*** Exercise passage Section Begins ***

Single cell metabolic profiling of T-cells in sepsis to identify mechanisms of immune suppression – a pilot study

Summary

Sepsis refers to life-threatening organ dysfunction due to infection. Sepsis is extremely common and accounts for a significant proportion of critical care admissions. Importantly, these patients have a high risk of dying (1 in 3) that has not reduced significantly in recent decades. Treatment remains supportive (e.g. antibiotics, fluids), with no new treatments shown to save lives consistently.

Sepsis is associated with striking abnormalities of the immune system (a system that fights infection) but it is unclear which are most important.
Critically ill patients with sepsis are more susceptible to other infections with organisms that would not usually cause disease. This is indicative of immune suppression, particularly suppression of immune cells called T-cells which normally kill invading organisms.

Correct T-cell function is dependent on their correct use of nutrients to produce energy (metabolism). Defective metabolism results in abnormal function, which is potentially treatable.

We plan to use novel laboratory techniques to study the metabolism and function of T-cells in sepsis. We will measure the expression of critical proteins (enzymes) in metabolic pathways that allow T-cells to fight infection. We will compare patients who survive (good outcome) to those who do not (poor outcome) to see if T-cell metabolism might help explain the difference.

This proof-of-concept work will characterise metabolic alterations and immune dysfunction in sepsis and identify which pathways might yield novel drug targets. Given the clinical overlap between sepsis and other forms of critical illness, it is likely that these results would have broader implications for other diseases.

*** Exercise passage Section Ends ***

## About this exercise
Answer these questions about the sepsis summary:
1. What share of patients with sepsis die?
2. Which immune cells normally kill invading organisms?
3. Which two groups of patients will the study compare?
Please rely only on the sepsis summary for your answers.

*** Recorded information Section Begins ***

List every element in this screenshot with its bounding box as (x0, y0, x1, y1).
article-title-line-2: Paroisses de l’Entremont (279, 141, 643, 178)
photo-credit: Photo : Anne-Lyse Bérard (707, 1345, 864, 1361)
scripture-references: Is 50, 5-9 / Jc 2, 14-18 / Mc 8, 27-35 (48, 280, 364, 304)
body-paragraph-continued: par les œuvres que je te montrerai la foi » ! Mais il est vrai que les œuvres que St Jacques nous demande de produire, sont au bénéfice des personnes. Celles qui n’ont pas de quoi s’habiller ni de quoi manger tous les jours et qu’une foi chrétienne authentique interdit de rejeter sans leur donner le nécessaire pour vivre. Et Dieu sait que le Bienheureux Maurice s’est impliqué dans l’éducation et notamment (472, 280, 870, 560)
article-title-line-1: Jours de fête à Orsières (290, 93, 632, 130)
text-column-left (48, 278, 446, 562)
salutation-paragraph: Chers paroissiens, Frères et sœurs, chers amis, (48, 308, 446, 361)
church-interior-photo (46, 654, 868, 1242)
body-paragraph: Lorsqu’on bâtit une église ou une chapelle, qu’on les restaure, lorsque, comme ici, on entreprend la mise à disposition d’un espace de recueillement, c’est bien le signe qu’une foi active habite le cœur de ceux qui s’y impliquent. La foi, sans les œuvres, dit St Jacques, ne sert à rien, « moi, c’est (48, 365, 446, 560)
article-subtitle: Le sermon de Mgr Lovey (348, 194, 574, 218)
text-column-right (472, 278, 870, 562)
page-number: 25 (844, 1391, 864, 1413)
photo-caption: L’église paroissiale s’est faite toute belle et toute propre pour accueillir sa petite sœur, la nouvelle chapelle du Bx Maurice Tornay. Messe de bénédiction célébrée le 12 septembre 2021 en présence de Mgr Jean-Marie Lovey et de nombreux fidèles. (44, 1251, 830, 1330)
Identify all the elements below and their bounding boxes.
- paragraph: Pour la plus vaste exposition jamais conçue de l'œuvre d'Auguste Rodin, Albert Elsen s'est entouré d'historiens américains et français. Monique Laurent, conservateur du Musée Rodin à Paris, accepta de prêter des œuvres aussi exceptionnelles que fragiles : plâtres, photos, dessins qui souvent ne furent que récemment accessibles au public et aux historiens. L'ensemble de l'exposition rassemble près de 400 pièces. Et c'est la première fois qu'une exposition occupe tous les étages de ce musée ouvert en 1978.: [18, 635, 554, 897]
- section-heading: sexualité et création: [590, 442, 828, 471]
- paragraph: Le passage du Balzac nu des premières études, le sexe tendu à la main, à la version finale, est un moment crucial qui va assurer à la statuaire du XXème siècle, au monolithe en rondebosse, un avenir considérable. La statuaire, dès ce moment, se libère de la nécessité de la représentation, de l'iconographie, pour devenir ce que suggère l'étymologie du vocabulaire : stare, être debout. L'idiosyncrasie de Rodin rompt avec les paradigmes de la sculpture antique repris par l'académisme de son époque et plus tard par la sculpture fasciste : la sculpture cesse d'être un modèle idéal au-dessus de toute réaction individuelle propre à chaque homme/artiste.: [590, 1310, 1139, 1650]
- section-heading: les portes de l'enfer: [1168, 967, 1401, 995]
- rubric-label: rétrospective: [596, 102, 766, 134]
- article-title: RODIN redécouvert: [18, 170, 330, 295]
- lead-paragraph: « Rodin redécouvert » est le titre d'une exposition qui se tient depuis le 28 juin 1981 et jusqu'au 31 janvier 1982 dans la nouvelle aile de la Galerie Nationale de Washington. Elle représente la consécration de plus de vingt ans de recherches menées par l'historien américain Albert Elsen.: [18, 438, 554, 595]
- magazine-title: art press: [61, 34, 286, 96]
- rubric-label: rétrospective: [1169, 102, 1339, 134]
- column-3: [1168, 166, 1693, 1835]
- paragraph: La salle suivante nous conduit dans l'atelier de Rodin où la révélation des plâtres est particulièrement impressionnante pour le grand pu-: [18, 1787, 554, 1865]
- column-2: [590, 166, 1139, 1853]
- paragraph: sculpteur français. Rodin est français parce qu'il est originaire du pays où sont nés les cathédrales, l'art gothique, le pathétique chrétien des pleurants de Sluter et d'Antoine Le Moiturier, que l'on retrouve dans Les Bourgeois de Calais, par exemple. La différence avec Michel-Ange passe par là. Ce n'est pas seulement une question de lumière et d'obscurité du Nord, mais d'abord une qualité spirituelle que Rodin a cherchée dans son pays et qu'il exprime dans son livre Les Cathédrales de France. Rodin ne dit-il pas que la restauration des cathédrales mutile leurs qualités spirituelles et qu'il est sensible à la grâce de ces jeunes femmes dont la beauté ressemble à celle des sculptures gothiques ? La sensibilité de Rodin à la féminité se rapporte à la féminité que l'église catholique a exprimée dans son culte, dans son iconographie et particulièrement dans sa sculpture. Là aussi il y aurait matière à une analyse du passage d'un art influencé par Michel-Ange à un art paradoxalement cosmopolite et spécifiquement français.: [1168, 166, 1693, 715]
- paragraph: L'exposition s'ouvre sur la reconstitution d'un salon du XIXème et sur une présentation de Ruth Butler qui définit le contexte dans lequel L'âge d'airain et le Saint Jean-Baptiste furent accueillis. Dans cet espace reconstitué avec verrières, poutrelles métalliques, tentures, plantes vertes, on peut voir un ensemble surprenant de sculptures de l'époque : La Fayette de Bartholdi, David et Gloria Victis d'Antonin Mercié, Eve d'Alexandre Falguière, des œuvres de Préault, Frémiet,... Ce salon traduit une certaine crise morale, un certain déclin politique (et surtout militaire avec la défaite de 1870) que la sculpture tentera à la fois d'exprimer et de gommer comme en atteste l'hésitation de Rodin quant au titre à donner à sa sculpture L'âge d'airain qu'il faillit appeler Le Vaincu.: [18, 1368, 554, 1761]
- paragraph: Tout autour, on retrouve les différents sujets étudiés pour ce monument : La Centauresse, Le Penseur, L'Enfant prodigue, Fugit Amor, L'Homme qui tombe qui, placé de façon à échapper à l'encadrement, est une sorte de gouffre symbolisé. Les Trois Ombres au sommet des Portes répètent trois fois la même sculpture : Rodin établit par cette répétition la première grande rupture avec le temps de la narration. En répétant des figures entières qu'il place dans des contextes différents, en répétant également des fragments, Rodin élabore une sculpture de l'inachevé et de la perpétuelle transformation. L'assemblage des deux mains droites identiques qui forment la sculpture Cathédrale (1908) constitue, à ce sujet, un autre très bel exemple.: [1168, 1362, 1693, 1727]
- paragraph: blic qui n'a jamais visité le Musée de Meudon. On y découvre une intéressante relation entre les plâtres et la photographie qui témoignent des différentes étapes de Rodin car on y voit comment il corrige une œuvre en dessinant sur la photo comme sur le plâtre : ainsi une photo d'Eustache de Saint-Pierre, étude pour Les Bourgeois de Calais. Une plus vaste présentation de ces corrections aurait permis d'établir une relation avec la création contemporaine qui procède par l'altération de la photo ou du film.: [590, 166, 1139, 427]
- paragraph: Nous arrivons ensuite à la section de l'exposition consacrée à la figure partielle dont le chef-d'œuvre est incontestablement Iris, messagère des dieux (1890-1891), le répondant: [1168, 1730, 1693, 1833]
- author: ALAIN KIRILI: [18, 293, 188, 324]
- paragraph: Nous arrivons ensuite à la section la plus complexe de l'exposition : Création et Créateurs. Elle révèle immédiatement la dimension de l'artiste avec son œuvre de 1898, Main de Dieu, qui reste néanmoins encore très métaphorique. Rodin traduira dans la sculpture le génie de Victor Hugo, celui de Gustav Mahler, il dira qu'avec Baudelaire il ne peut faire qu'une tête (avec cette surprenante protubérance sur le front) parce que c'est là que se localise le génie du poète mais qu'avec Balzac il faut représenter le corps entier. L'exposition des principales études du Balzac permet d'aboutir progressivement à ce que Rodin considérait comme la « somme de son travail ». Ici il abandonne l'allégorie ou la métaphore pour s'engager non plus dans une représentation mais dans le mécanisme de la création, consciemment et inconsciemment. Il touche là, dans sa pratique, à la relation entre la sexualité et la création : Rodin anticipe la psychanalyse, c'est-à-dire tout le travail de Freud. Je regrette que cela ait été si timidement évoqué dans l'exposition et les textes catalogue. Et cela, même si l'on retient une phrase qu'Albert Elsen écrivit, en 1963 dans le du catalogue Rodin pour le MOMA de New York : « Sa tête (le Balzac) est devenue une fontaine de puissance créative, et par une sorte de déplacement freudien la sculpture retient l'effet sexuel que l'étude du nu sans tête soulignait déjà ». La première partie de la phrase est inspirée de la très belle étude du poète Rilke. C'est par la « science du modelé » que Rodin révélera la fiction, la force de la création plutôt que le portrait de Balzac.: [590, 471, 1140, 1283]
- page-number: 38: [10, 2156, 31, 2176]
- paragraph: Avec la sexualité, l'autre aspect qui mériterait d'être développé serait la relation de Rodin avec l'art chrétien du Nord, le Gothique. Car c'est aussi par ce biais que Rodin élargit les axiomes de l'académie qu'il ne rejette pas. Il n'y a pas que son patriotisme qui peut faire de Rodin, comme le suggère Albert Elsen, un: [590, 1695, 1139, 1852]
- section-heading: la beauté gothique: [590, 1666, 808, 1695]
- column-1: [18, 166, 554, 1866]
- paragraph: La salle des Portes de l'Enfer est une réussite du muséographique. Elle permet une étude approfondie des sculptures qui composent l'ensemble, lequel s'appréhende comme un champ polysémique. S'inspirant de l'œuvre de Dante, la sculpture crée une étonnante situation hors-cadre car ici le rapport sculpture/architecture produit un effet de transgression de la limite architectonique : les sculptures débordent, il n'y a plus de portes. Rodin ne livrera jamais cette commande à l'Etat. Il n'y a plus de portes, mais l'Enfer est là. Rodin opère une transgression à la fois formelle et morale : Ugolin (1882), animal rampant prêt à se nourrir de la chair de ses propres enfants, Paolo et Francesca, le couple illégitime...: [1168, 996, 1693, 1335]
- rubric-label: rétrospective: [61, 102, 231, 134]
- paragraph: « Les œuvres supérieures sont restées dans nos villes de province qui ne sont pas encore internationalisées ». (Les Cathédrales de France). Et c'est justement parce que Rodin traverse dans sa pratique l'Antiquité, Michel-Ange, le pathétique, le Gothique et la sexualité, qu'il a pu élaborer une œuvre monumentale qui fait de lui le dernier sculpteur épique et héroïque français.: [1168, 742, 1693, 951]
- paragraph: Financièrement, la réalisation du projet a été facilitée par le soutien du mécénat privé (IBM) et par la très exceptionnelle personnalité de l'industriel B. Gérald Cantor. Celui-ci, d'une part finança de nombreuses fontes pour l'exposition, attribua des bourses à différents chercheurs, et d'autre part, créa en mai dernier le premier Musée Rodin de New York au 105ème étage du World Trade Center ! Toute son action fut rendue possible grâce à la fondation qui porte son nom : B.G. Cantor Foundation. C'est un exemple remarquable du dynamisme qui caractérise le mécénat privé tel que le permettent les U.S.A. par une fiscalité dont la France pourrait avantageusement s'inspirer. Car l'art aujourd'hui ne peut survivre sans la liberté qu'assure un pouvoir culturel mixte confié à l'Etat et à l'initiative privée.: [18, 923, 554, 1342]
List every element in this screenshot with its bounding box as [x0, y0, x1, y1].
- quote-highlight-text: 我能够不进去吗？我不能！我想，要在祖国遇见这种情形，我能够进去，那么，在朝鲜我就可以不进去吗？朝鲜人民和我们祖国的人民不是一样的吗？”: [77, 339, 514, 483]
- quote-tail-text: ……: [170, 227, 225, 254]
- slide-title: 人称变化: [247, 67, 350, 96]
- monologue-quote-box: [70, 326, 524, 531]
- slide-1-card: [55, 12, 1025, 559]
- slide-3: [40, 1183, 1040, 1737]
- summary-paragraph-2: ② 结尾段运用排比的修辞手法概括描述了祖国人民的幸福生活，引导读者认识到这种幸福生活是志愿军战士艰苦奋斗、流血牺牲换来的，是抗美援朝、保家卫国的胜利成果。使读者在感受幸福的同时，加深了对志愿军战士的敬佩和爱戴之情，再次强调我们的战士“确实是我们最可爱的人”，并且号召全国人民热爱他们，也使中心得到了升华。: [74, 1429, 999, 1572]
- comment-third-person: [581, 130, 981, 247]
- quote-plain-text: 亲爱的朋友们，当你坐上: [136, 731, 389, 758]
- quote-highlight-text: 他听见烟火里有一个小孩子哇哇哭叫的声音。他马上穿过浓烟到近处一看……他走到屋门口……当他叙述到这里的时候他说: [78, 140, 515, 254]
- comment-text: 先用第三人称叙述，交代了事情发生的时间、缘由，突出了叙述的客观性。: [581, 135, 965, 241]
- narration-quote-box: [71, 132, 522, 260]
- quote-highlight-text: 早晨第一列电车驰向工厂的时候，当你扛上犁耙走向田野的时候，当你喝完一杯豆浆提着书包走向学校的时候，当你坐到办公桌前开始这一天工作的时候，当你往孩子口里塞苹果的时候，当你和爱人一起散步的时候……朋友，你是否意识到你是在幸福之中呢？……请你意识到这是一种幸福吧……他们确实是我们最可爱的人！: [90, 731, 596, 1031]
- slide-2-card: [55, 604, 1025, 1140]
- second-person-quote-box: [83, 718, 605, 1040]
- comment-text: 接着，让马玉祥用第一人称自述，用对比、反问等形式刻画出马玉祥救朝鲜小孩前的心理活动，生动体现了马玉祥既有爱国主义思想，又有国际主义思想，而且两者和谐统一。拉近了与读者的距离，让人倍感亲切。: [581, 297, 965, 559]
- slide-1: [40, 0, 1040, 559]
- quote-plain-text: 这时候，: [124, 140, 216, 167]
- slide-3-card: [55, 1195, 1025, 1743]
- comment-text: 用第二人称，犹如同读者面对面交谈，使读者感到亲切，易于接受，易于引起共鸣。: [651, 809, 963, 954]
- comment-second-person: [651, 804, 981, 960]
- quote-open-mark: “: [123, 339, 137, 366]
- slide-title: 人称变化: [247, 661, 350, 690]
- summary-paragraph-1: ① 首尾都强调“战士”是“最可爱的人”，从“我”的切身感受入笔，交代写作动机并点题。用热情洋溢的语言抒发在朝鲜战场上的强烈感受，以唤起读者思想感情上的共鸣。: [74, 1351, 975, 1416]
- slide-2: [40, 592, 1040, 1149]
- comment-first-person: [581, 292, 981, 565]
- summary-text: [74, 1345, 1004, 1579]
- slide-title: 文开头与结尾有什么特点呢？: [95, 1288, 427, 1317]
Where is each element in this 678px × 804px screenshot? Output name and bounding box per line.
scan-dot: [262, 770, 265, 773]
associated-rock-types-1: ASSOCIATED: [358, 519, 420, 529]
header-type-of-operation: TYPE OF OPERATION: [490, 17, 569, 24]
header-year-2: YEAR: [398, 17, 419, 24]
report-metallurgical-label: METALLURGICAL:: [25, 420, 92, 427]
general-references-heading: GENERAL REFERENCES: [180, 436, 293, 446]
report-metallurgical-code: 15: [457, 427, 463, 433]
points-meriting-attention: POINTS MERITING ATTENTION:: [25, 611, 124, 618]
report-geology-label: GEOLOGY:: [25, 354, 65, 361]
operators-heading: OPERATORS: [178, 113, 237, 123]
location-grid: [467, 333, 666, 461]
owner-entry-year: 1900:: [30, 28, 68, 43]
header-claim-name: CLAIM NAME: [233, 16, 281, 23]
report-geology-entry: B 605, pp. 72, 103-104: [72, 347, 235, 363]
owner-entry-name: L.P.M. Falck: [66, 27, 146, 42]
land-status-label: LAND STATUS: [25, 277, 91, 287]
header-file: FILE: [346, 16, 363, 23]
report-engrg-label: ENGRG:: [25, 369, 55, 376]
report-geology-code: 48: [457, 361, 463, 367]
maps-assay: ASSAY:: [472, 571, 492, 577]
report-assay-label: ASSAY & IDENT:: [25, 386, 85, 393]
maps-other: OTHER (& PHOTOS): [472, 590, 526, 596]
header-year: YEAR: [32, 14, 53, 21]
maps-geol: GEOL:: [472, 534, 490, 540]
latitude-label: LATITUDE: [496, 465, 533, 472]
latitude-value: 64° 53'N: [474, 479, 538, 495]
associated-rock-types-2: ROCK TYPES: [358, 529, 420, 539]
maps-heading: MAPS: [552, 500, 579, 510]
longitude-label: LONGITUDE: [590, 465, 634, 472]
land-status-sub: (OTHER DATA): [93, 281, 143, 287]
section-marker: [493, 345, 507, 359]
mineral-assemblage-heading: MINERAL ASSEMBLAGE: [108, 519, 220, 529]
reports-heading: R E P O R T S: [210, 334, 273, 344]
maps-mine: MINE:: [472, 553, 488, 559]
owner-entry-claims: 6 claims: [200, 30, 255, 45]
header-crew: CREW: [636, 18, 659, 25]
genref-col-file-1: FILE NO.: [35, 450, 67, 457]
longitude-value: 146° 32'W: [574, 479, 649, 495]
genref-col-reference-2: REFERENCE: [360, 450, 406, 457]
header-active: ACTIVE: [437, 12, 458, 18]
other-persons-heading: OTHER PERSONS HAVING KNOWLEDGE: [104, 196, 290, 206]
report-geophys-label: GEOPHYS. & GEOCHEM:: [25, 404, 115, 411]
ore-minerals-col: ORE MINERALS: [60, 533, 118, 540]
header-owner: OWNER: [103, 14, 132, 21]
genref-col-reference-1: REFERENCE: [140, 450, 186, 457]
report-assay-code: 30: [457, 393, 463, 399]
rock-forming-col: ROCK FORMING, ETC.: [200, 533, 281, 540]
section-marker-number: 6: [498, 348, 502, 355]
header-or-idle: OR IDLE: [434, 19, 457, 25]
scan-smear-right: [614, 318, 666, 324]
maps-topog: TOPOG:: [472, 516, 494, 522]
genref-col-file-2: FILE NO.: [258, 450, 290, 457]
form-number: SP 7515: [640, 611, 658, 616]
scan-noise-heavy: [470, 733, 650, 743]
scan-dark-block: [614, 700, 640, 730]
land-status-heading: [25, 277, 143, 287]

*** Recorded information Section Ends ***

## Task output
1. 1 in 3
2. T-cells
3. Patients who survive (good outcome) and patients who do not (poor outcome)